MATERIAL FOR THIS TASK:
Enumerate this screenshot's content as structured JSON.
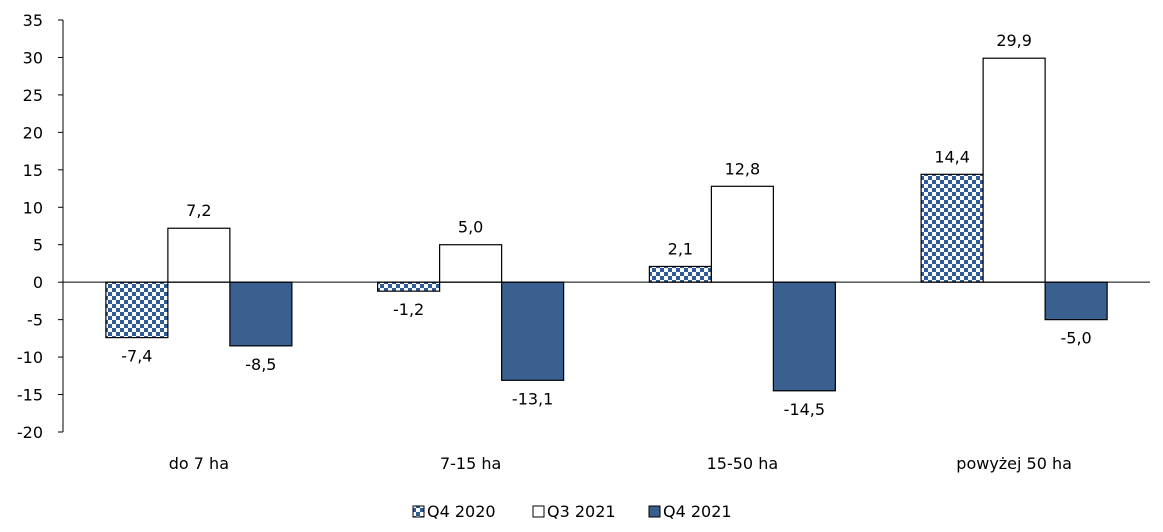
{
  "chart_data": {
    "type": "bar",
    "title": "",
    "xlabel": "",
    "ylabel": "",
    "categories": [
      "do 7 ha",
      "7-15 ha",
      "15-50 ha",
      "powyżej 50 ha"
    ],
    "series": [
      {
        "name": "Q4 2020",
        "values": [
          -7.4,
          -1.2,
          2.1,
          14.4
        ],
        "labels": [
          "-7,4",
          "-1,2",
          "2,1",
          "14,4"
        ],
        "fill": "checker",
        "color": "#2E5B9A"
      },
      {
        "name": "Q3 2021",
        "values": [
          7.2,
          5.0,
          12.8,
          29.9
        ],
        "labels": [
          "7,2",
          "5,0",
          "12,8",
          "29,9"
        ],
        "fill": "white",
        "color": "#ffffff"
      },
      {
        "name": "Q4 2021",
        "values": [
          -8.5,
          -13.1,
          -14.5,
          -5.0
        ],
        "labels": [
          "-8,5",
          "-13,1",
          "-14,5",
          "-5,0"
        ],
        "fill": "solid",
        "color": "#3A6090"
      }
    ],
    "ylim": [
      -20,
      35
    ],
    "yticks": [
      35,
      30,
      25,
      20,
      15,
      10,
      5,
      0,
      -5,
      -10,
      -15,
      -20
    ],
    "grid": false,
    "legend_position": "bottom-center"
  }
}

WHAT NEEDS TO BE DONE: Copy the material exactly. Do not include the pictures.

EXPECTED OUTPUT:
Enumerate this screenshot's content as structured JSON.
{
  "chart_data": {
    "type": "bar",
    "title": "",
    "xlabel": "",
    "ylabel": "",
    "categories": [
      "do 7 ha",
      "7-15 ha",
      "15-50 ha",
      "powyżej 50 ha"
    ],
    "series": [
      {
        "name": "Q4 2020",
        "values": [
          -7.4,
          -1.2,
          2.1,
          14.4
        ],
        "labels": [
          "-7,4",
          "-1,2",
          "2,1",
          "14,4"
        ],
        "fill": "checker",
        "color": "#2E5B9A"
      },
      {
        "name": "Q3 2021",
        "values": [
          7.2,
          5.0,
          12.8,
          29.9
        ],
        "labels": [
          "7,2",
          "5,0",
          "12,8",
          "29,9"
        ],
        "fill": "white",
        "color": "#ffffff"
      },
      {
        "name": "Q4 2021",
        "values": [
          -8.5,
          -13.1,
          -14.5,
          -5.0
        ],
        "labels": [
          "-8,5",
          "-13,1",
          "-14,5",
          "-5,0"
        ],
        "fill": "solid",
        "color": "#3A6090"
      }
    ],
    "ylim": [
      -20,
      35
    ],
    "yticks": [
      35,
      30,
      25,
      20,
      15,
      10,
      5,
      0,
      -5,
      -10,
      -15,
      -20
    ],
    "grid": false,
    "legend_position": "bottom-center"
  }
}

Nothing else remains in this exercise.